-- start of Exercise input --
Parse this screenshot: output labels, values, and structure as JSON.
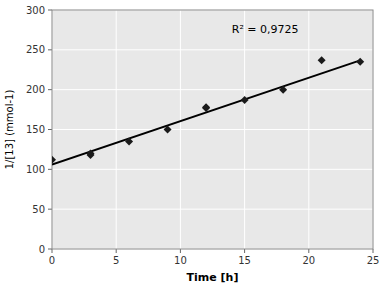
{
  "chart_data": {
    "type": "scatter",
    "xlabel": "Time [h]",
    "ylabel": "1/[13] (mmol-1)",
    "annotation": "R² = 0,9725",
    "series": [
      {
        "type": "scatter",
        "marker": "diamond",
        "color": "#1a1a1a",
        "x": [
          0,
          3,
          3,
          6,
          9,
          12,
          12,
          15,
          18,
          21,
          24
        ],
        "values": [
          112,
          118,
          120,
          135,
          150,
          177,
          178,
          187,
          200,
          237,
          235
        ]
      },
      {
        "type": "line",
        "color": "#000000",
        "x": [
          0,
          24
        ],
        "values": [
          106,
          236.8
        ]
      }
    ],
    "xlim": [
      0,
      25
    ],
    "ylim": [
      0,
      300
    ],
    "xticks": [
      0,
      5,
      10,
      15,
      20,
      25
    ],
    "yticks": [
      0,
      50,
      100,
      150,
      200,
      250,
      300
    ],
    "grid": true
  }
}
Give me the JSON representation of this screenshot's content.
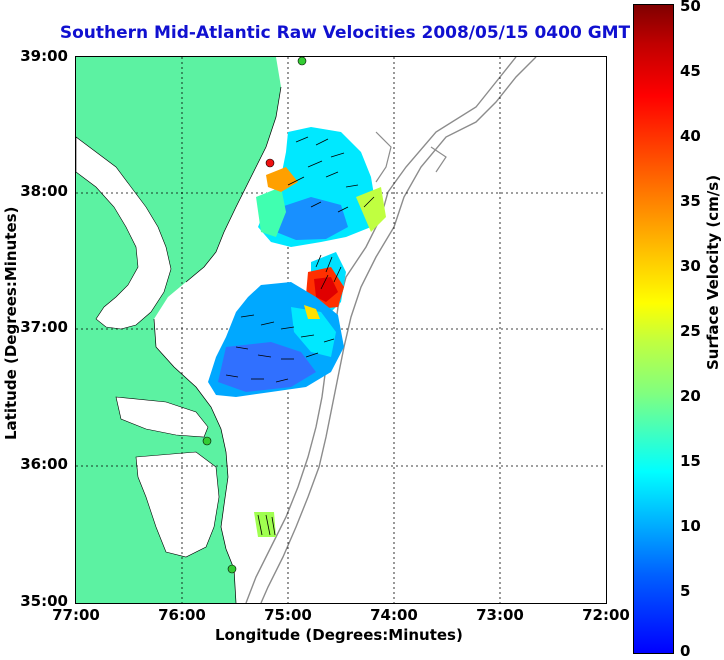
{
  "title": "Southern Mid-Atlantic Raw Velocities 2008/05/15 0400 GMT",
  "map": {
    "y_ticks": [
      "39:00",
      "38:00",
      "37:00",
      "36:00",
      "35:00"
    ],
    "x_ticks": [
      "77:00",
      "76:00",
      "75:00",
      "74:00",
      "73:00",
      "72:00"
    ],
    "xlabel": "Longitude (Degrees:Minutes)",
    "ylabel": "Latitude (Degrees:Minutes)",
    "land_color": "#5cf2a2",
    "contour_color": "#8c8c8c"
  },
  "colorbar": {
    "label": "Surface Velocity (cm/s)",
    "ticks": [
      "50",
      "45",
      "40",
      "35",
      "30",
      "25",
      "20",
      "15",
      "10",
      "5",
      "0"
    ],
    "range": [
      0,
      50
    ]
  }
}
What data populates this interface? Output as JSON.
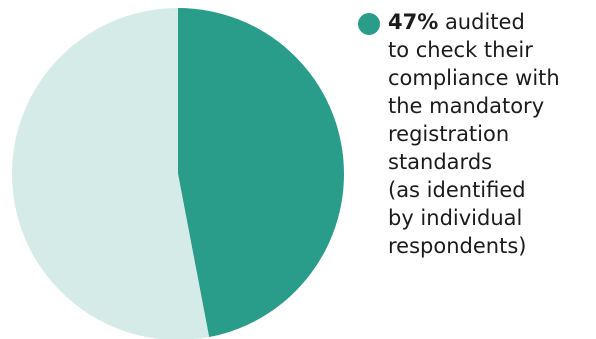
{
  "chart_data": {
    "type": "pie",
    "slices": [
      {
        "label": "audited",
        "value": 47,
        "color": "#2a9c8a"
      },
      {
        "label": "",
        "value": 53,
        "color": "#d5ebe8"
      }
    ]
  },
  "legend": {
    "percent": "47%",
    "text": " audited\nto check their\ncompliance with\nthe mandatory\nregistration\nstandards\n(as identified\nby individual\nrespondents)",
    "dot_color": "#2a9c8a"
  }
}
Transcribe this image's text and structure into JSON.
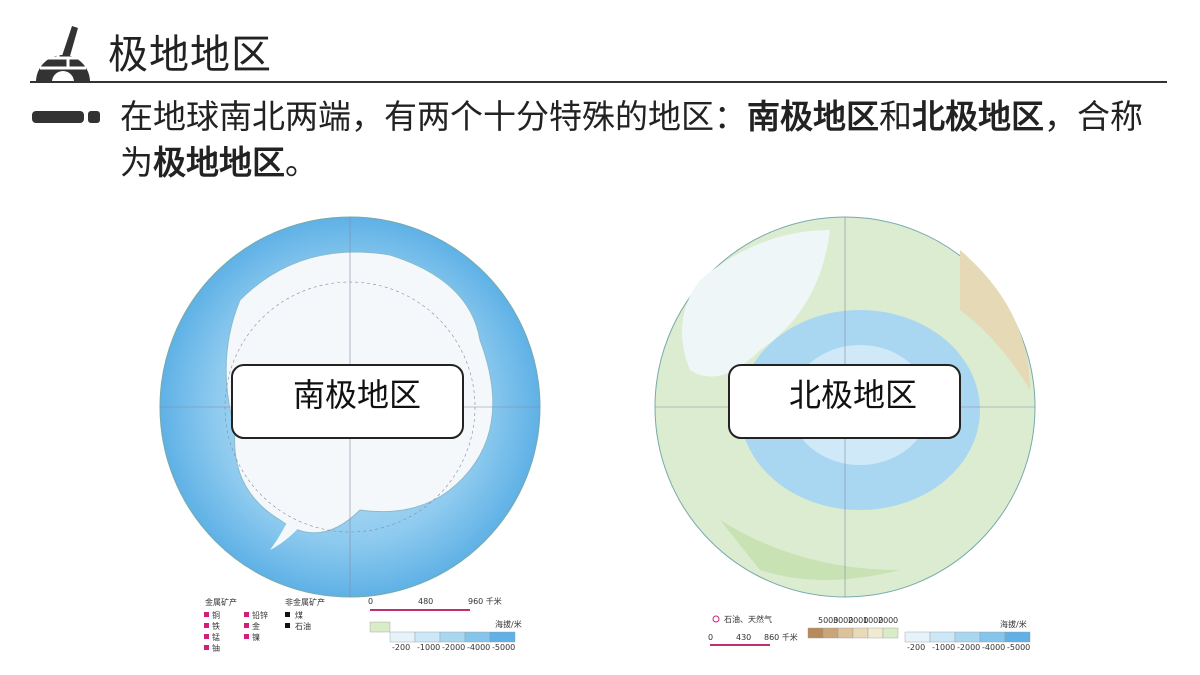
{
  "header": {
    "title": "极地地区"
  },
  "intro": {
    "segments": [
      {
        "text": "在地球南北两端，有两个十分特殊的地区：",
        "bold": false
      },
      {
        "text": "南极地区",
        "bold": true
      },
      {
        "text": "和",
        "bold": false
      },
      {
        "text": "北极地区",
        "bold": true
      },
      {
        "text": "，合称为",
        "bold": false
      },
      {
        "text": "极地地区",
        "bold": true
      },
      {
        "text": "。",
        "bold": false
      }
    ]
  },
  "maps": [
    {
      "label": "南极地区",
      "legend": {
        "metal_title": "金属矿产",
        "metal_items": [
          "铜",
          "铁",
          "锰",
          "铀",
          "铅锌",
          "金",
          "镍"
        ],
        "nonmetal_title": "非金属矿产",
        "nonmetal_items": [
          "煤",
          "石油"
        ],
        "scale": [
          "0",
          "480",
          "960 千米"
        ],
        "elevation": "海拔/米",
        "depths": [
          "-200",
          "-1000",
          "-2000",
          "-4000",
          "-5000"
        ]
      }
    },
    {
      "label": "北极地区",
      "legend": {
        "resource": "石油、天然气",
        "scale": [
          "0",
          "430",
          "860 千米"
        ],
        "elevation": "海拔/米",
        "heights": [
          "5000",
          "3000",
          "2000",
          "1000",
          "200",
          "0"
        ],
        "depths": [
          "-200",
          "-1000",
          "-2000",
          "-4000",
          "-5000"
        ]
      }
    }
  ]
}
-- end of Exercise input --
## Directions
Pick out each line that holds the string "this".

## Task result
Parse this screenshot: output labels, values, and structure as JSON.
Give me the JSON representation of this screenshot's content.
What data populates this interface? Output as JSON.
Transcribe this image's text and structure into JSON.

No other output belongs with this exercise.